## Instructions to follow
Wherever the word "content" appears in the entries, copy the whole line.

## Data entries

== == ==

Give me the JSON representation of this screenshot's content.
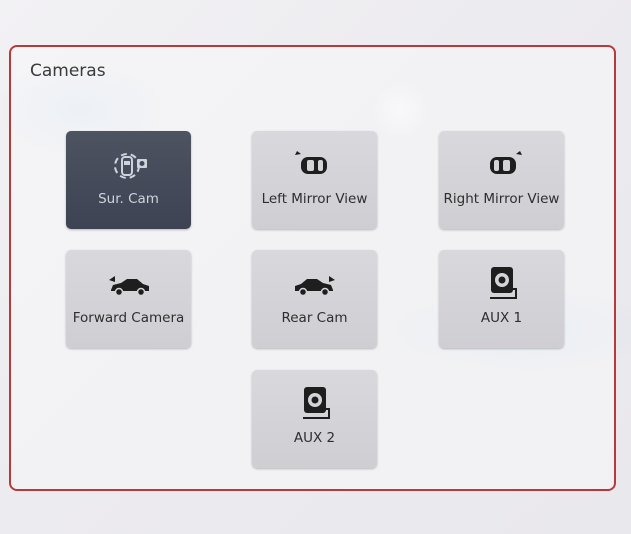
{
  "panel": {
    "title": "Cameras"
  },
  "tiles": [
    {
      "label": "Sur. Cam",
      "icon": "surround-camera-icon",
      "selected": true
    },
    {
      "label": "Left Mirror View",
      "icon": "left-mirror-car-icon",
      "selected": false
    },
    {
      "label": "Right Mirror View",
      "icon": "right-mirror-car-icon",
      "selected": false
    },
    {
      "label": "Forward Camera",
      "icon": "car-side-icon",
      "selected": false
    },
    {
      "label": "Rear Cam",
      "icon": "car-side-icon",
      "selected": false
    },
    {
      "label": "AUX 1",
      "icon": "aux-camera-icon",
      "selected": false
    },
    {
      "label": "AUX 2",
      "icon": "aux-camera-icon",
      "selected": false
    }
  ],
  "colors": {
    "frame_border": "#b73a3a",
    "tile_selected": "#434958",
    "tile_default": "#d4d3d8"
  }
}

== == ==

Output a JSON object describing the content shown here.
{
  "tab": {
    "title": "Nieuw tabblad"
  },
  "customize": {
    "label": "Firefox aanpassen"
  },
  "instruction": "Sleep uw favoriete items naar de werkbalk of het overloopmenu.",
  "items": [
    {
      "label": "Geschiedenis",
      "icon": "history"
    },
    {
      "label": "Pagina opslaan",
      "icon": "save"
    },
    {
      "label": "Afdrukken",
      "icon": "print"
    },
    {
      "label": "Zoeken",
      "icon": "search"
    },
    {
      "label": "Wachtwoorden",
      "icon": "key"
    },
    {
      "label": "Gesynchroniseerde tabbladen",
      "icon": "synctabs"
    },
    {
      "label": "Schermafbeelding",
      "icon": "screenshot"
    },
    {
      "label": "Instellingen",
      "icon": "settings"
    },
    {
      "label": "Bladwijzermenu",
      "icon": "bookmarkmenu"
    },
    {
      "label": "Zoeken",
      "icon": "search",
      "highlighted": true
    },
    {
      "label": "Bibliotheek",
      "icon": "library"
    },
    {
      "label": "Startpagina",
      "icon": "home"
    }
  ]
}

== == ==

## Result of the exercise
Give me the JSON representation of this screenshot's content.
Output a JSON object describing the content shown here.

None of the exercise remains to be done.